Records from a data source
■ ■ ■

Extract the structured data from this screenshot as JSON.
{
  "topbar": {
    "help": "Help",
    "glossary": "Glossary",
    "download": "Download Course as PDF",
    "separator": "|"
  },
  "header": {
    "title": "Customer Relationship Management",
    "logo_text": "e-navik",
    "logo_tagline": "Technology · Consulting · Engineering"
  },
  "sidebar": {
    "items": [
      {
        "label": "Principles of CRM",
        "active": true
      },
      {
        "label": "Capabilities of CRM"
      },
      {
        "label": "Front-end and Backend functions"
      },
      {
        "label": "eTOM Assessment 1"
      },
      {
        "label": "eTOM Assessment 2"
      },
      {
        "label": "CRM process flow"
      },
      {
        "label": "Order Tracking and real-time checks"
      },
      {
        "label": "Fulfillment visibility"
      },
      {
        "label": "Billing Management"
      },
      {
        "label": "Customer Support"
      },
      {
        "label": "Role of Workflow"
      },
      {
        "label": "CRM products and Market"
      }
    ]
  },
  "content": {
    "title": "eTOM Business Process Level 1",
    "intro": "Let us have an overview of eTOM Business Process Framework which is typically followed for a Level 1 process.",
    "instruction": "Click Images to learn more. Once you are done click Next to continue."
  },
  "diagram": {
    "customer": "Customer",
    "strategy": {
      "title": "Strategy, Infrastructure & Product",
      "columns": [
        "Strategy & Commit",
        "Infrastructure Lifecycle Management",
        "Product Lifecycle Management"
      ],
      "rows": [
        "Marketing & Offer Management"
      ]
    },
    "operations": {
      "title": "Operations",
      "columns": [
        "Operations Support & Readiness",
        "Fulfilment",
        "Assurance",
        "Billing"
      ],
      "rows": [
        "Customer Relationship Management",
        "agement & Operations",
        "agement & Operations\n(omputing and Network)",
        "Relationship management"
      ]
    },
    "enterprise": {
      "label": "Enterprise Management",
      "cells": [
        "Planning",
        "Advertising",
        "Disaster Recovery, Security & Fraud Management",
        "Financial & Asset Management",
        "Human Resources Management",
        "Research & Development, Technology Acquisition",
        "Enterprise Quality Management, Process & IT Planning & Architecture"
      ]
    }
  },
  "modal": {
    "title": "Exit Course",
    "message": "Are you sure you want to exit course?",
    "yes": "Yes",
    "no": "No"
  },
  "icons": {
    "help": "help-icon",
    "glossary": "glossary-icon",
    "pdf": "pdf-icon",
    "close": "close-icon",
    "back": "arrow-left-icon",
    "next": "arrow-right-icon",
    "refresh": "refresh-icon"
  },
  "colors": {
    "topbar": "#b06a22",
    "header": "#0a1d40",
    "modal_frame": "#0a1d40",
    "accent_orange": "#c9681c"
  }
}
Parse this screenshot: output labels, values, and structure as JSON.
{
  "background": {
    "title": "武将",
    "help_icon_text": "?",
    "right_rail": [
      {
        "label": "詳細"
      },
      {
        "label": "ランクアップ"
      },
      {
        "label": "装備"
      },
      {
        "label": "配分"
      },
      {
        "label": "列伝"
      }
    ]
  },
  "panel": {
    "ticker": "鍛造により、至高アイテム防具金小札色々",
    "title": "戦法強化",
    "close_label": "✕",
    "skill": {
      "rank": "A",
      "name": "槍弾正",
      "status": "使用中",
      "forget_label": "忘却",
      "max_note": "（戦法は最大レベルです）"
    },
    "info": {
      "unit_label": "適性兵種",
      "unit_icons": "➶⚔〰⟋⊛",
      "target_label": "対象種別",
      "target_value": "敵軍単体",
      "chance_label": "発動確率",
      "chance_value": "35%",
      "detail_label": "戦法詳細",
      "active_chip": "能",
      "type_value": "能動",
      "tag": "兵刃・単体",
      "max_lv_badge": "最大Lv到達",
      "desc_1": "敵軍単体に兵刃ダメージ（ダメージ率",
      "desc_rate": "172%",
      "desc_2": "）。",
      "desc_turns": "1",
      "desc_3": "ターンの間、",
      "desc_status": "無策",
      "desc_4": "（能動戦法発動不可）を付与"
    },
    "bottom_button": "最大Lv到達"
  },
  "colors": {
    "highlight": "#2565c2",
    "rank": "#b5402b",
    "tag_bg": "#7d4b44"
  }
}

■ ■ ■

== TASK DETAILS ==
Exactly repeat the lines from the line that contains "Parse this screenshot: output" to the end of the entries, both included, and leave out all other lines.

== WRITTEN RESPONSE ==
Parse this screenshot: output labels, values, and structure as JSON.
{
  "background": {
    "title": "武将",
    "help_icon_text": "?",
    "right_rail": [
      {
        "label": "詳細"
      },
      {
        "label": "ランクアップ"
      },
      {
        "label": "装備"
      },
      {
        "label": "配分"
      },
      {
        "label": "列伝"
      }
    ]
  },
  "panel": {
    "ticker": "鍛造により、至高アイテム防具金小札色々",
    "title": "戦法強化",
    "close_label": "✕",
    "skill": {
      "rank": "A",
      "name": "槍弾正",
      "status": "使用中",
      "forget_label": "忘却",
      "max_note": "（戦法は最大レベルです）"
    },
    "info": {
      "unit_label": "適性兵種",
      "unit_icons": "➶⚔〰⟋⊛",
      "target_label": "対象種別",
      "target_value": "敵軍単体",
      "chance_label": "発動確率",
      "chance_value": "35%",
      "detail_label": "戦法詳細",
      "active_chip": "能",
      "type_value": "能動",
      "tag": "兵刃・単体",
      "max_lv_badge": "最大Lv到達",
      "desc_1": "敵軍単体に兵刃ダメージ（ダメージ率",
      "desc_rate": "172%",
      "desc_2": "）。",
      "desc_turns": "1",
      "desc_3": "ターンの間、",
      "desc_status": "無策",
      "desc_4": "（能動戦法発動不可）を付与"
    },
    "bottom_button": "最大Lv到達"
  },
  "colors": {
    "highlight": "#2565c2",
    "rank": "#b5402b",
    "tag_bg": "#7d4b44"
  }
}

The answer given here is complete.